Work instructions: Every record here needs to be written out again exactly.

Materials provided:
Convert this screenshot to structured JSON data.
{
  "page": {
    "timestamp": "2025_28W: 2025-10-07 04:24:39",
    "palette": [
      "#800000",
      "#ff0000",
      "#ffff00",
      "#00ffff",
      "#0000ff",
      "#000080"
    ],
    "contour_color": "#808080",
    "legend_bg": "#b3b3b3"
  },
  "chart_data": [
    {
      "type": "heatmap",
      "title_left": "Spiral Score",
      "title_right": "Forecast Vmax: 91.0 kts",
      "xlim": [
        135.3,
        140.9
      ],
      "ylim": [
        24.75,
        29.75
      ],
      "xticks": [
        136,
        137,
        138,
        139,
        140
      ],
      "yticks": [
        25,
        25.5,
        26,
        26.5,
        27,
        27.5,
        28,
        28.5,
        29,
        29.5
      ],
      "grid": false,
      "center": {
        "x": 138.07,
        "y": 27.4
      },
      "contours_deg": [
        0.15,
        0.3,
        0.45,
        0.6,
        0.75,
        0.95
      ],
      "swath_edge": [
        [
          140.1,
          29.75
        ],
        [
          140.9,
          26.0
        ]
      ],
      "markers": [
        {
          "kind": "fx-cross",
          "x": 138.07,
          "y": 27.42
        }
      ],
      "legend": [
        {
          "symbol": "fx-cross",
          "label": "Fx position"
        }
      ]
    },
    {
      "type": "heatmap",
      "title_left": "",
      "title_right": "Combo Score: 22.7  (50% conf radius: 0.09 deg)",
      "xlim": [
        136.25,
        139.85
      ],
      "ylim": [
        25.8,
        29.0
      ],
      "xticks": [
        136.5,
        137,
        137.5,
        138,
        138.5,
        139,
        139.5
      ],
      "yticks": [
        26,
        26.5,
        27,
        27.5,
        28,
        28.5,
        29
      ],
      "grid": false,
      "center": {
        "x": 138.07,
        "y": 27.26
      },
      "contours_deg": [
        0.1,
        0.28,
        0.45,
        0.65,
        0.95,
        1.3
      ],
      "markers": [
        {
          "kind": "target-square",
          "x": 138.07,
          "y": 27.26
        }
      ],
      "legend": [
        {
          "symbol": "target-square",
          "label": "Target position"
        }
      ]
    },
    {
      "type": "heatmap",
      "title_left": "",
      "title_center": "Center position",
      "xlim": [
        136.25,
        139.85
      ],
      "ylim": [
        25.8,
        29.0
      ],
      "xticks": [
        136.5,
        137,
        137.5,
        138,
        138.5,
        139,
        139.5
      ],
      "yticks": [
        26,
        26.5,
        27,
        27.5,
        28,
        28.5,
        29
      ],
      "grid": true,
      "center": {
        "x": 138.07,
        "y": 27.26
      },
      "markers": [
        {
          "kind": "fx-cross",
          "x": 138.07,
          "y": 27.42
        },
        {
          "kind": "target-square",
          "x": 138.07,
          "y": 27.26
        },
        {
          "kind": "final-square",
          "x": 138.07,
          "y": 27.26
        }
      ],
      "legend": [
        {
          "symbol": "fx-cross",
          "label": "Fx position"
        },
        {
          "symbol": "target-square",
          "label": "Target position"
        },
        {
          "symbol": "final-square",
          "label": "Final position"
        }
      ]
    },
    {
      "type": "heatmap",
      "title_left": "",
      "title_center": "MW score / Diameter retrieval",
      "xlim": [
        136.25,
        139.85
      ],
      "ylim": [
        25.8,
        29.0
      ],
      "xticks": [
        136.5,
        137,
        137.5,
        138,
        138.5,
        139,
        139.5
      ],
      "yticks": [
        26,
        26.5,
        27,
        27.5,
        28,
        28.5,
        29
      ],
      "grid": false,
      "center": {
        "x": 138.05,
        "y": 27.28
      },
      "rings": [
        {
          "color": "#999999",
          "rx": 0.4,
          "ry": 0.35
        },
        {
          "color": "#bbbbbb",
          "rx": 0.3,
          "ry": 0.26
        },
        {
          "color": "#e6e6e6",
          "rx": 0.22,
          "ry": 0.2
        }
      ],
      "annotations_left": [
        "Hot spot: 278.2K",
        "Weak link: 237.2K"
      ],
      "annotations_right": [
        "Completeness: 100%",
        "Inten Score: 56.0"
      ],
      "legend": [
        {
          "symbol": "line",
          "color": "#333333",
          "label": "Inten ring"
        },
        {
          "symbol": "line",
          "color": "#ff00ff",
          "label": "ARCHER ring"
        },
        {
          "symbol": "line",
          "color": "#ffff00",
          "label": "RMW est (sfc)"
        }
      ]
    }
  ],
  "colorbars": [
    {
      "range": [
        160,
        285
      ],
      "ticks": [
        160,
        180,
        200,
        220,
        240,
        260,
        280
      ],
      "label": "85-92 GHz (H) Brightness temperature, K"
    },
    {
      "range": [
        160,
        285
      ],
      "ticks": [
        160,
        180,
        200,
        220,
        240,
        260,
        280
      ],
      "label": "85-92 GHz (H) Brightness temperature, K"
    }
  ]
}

Task answer:
Convert this screenshot to structured JSON data.
{
  "page": {
    "timestamp": "2025_28W: 2025-10-07 04:24:39",
    "palette": [
      "#800000",
      "#ff0000",
      "#ffff00",
      "#00ffff",
      "#0000ff",
      "#000080"
    ],
    "contour_color": "#808080",
    "legend_bg": "#b3b3b3"
  },
  "chart_data": [
    {
      "type": "heatmap",
      "title_left": "Spiral Score",
      "title_right": "Forecast Vmax: 91.0 kts",
      "xlim": [
        135.3,
        140.9
      ],
      "ylim": [
        24.75,
        29.75
      ],
      "xticks": [
        136,
        137,
        138,
        139,
        140
      ],
      "yticks": [
        25,
        25.5,
        26,
        26.5,
        27,
        27.5,
        28,
        28.5,
        29,
        29.5
      ],
      "grid": false,
      "center": {
        "x": 138.07,
        "y": 27.4
      },
      "contours_deg": [
        0.15,
        0.3,
        0.45,
        0.6,
        0.75,
        0.95
      ],
      "swath_edge": [
        [
          140.1,
          29.75
        ],
        [
          140.9,
          26.0
        ]
      ],
      "markers": [
        {
          "kind": "fx-cross",
          "x": 138.07,
          "y": 27.42
        }
      ],
      "legend": [
        {
          "symbol": "fx-cross",
          "label": "Fx position"
        }
      ]
    },
    {
      "type": "heatmap",
      "title_left": "",
      "title_right": "Combo Score: 22.7  (50% conf radius: 0.09 deg)",
      "xlim": [
        136.25,
        139.85
      ],
      "ylim": [
        25.8,
        29.0
      ],
      "xticks": [
        136.5,
        137,
        137.5,
        138,
        138.5,
        139,
        139.5
      ],
      "yticks": [
        26,
        26.5,
        27,
        27.5,
        28,
        28.5,
        29
      ],
      "grid": false,
      "center": {
        "x": 138.07,
        "y": 27.26
      },
      "contours_deg": [
        0.1,
        0.28,
        0.45,
        0.65,
        0.95,
        1.3
      ],
      "markers": [
        {
          "kind": "target-square",
          "x": 138.07,
          "y": 27.26
        }
      ],
      "legend": [
        {
          "symbol": "target-square",
          "label": "Target position"
        }
      ]
    },
    {
      "type": "heatmap",
      "title_left": "",
      "title_center": "Center position",
      "xlim": [
        136.25,
        139.85
      ],
      "ylim": [
        25.8,
        29.0
      ],
      "xticks": [
        136.5,
        137,
        137.5,
        138,
        138.5,
        139,
        139.5
      ],
      "yticks": [
        26,
        26.5,
        27,
        27.5,
        28,
        28.5,
        29
      ],
      "grid": true,
      "center": {
        "x": 138.07,
        "y": 27.26
      },
      "markers": [
        {
          "kind": "fx-cross",
          "x": 138.07,
          "y": 27.42
        },
        {
          "kind": "target-square",
          "x": 138.07,
          "y": 27.26
        },
        {
          "kind": "final-square",
          "x": 138.07,
          "y": 27.26
        }
      ],
      "legend": [
        {
          "symbol": "fx-cross",
          "label": "Fx position"
        },
        {
          "symbol": "target-square",
          "label": "Target position"
        },
        {
          "symbol": "final-square",
          "label": "Final position"
        }
      ]
    },
    {
      "type": "heatmap",
      "title_left": "",
      "title_center": "MW score / Diameter retrieval",
      "xlim": [
        136.25,
        139.85
      ],
      "ylim": [
        25.8,
        29.0
      ],
      "xticks": [
        136.5,
        137,
        137.5,
        138,
        138.5,
        139,
        139.5
      ],
      "yticks": [
        26,
        26.5,
        27,
        27.5,
        28,
        28.5,
        29
      ],
      "grid": false,
      "center": {
        "x": 138.05,
        "y": 27.28
      },
      "rings": [
        {
          "color": "#999999",
          "rx": 0.4,
          "ry": 0.35
        },
        {
          "color": "#bbbbbb",
          "rx": 0.3,
          "ry": 0.26
        },
        {
          "color": "#e6e6e6",
          "rx": 0.22,
          "ry": 0.2
        }
      ],
      "annotations_left": [
        "Hot spot: 278.2K",
        "Weak link: 237.2K"
      ],
      "annotations_right": [
        "Completeness: 100%",
        "Inten Score: 56.0"
      ],
      "legend": [
        {
          "symbol": "line",
          "color": "#333333",
          "label": "Inten ring"
        },
        {
          "symbol": "line",
          "color": "#ff00ff",
          "label": "ARCHER ring"
        },
        {
          "symbol": "line",
          "color": "#ffff00",
          "label": "RMW est (sfc)"
        }
      ]
    }
  ],
  "colorbars": [
    {
      "range": [
        160,
        285
      ],
      "ticks": [
        160,
        180,
        200,
        220,
        240,
        260,
        280
      ],
      "label": "85-92 GHz (H) Brightness temperature, K"
    },
    {
      "range": [
        160,
        285
      ],
      "ticks": [
        160,
        180,
        200,
        220,
        240,
        260,
        280
      ],
      "label": "85-92 GHz (H) Brightness temperature, K"
    }
  ]
}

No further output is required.